This exercise calls for the data below to be retyped exactly, minus any images.

:: Data to process

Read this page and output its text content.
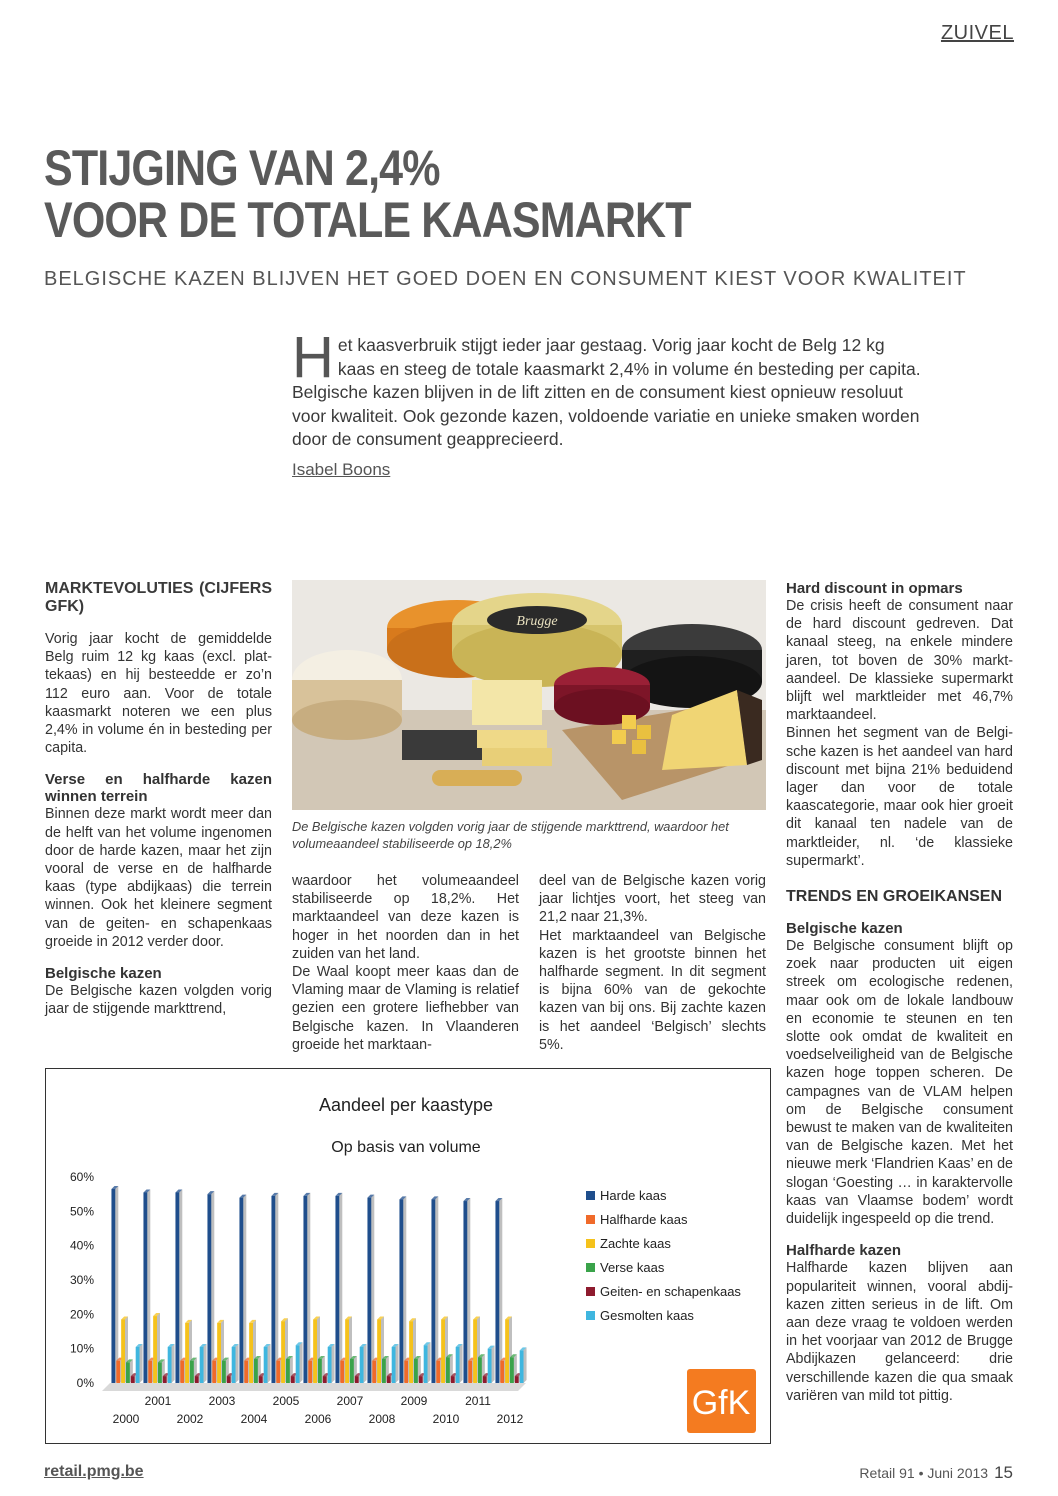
ZUIVEL
STIJGING VAN 2,4%
VOOR DE TOTALE KAASMARKT
BELGISCHE KAZEN BLIJVEN HET GOED DOEN EN CONSUMENT KIEST VOOR KWALITEIT
H et kaasverbruik stijgt ieder jaar gestaag. Vorig jaar kocht de Belg 12 kg kaas en steeg de totale kaasmarkt 2,4% in volume én besteding per capita. Belgische kazen blijven in de lift zitten en de consument kiest opnieuw resoluut voor kwaliteit. Ook gezonde kazen, voldoende variatie en unieke smaken worden door de consument geapprecieerd.
Isabel Boons
MARKTEVOLUTIES (CIJFERS GFK)

Vorig jaar kocht de gemiddelde Belg ruim 12 kg kaas (excl. plattekaas) en hij besteedde er zo’n 112 euro aan. Voor de totale kaasmarkt noteren we een plus 2,4% in volume én in besteding per capita.

Verse en halfharde kazen winnen terrein

Binnen deze markt wordt meer dan de helft van het volume ingenomen door de harde kazen, maar het zijn vooral de verse en de halfharde kaas (type abdijkaas) die terrein winnen. Ook het kleinere segment van de geiten- en schapenkaas groeide in 2012 verder door.

Belgische kazen

De Belgische kazen volgden vorig jaar de stijgende markttrend,

Brugge
De Belgische kazen volgden vorig jaar de stijgende markttrend, waardoor het volumeaandeel stabiliseerde op 18,2%

waardoor het volumeaandeel stabiliseerde op 18,2%. Het marktaandeel van deze kazen is hoger in het noorden dan in het zuiden van het land.

De Waal koopt meer kaas dan de Vlaming maar de Vlaming is relatief gezien een grotere liefhebber van Belgische kazen. In Vlaanderen groeide het marktaan-

deel van de Belgische kazen vorig jaar lichtjes voort, het steeg van 21,2 naar 21,3%.

Het marktaandeel van Belgische kazen is het grootste binnen het halfharde segment. In dit segment is bijna 60% van de gekochte kazen van bij ons. Bij zachte kazen is het aandeel ‘Belgisch’ slechts 5%.

Hard discount in opmars

De crisis heeft de consument naar de hard discount gedreven. Dat kanaal steeg, na enkele mindere jaren, tot boven de 30% marktaandeel. De klassieke supermarkt blijft wel marktleider met 46,7% marktaandeel.

Binnen het segment van de Belgische kazen is het aandeel van hard discount met bijna 21% beduidend lager dan voor de totale kaascategorie, maar ook hier groeit dit kanaal ten nadele van de marktleider, nl. ‘de klassieke supermarkt’.

TRENDS EN GROEIKANSEN
Belgische kazen

De Belgische consument blijft op zoek naar producten uit eigen streek om ecologische redenen, maar ook om de lokale landbouw en economie te steunen en ten slotte ook omdat de kwaliteit en voedselveiligheid van de Belgische kazen hoge toppen scheren. De campagnes van de VLAM helpen om de Belgische consument bewust te maken van de kwaliteiten van de Belgische kazen. Met het nieuwe merk ‘Flandrien Kaas’ en de slogan ‘Goesting … in karaktervolle kaas van Vlaamse bodem’ wordt duidelijk ingespeeld op die trend.

Halfharde kazen

Halfharde kazen blijven aan populariteit winnen, vooral abdijkazen zitten serieus in de lift. Om aan deze vraag te voldoen werden in het voorjaar van 2012 de Brugge Abdijkazen gelanceerd: drie verschillende kazen die qua smaak variëren van mild tot pittig.

Aandeel per kaastype
Op basis van volume
0%
10%
20%
30%
40%
50%
60%
2000
2001
2002
2003
2004
2005
2006
2007
2008
2009
2010
2011
2012
Harde kaas
Halfharde kaas
Zachte kaas
Verse kaas
Geiten- en schapenkaas
Gesmolten kaas
GfK
retail.pmg.be	Retail 91 • Juni 2013 15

::::

* [Exercise output]
Read this page and output its text content.
ZUIVEL
STIJGING VAN 2,4%
VOOR DE TOTALE KAASMARKT
BELGISCHE KAZEN BLIJVEN HET GOED DOEN EN CONSUMENT KIEST VOOR KWALITEIT
H et kaasverbruik stijgt ieder jaar gestaag. Vorig jaar kocht de Belg 12 kg kaas en steeg de totale kaasmarkt 2,4% in volume én besteding per capita. Belgische kazen blijven in de lift zitten en de consument kiest opnieuw resoluut voor kwaliteit. Ook gezonde kazen, voldoende variatie en unieke smaken worden door de consument geapprecieerd.
Isabel Boons
MARKTEVOLUTIES (CIJFERS GFK)

Vorig jaar kocht de gemiddelde Belg ruim 12 kg kaas (excl. plattekaas) en hij besteedde er zo’n 112 euro aan. Voor de totale kaasmarkt noteren we een plus 2,4% in volume én in besteding per capita.

Verse en halfharde kazen winnen terrein

Binnen deze markt wordt meer dan de helft van het volume ingenomen door de harde kazen, maar het zijn vooral de verse en de halfharde kaas (type abdijkaas) die terrein winnen. Ook het kleinere segment van de geiten- en schapenkaas groeide in 2012 verder door.

Belgische kazen

De Belgische kazen volgden vorig jaar de stijgende markttrend,

Brugge
De Belgische kazen volgden vorig jaar de stijgende markttrend, waardoor het volumeaandeel stabiliseerde op 18,2%

waardoor het volumeaandeel stabiliseerde op 18,2%. Het marktaandeel van deze kazen is hoger in het noorden dan in het zuiden van het land.

De Waal koopt meer kaas dan de Vlaming maar de Vlaming is relatief gezien een grotere liefhebber van Belgische kazen. In Vlaanderen groeide het marktaan-

deel van de Belgische kazen vorig jaar lichtjes voort, het steeg van 21,2 naar 21,3%.

Het marktaandeel van Belgische kazen is het grootste binnen het halfharde segment. In dit segment is bijna 60% van de gekochte kazen van bij ons. Bij zachte kazen is het aandeel ‘Belgisch’ slechts 5%.

Hard discount in opmars

De crisis heeft de consument naar de hard discount gedreven. Dat kanaal steeg, na enkele mindere jaren, tot boven de 30% marktaandeel. De klassieke supermarkt blijft wel marktleider met 46,7% marktaandeel.

Binnen het segment van de Belgische kazen is het aandeel van hard discount met bijna 21% beduidend lager dan voor de totale kaascategorie, maar ook hier groeit dit kanaal ten nadele van de marktleider, nl. ‘de klassieke supermarkt’.

TRENDS EN GROEIKANSEN
Belgische kazen

De Belgische consument blijft op zoek naar producten uit eigen streek om ecologische redenen, maar ook om de lokale landbouw en economie te steunen en ten slotte ook omdat de kwaliteit en voedselveiligheid van de Belgische kazen hoge toppen scheren. De campagnes van de VLAM helpen om de Belgische consument bewust te maken van de kwaliteiten van de Belgische kazen. Met het nieuwe merk ‘Flandrien Kaas’ en de slogan ‘Goesting … in karaktervolle kaas van Vlaamse bodem’ wordt duidelijk ingespeeld op die trend.

Halfharde kazen

Halfharde kazen blijven aan populariteit winnen, vooral abdijkazen zitten serieus in de lift. Om aan deze vraag te voldoen werden in het voorjaar van 2012 de Brugge Abdijkazen gelanceerd: drie verschillende kazen die qua smaak variëren van mild tot pittig.

Aandeel per kaastype
Op basis van volume
0%
10%
20%
30%
40%
50%
60%
2000
2001
2002
2003
2004
2005
2006
2007
2008
2009
2010
2011
2012
Harde kaas
Halfharde kaas
Zachte kaas
Verse kaas
Geiten- en schapenkaas
Gesmolten kaas
GfK
retail.pmg.be	Retail 91 • Juni 2013 15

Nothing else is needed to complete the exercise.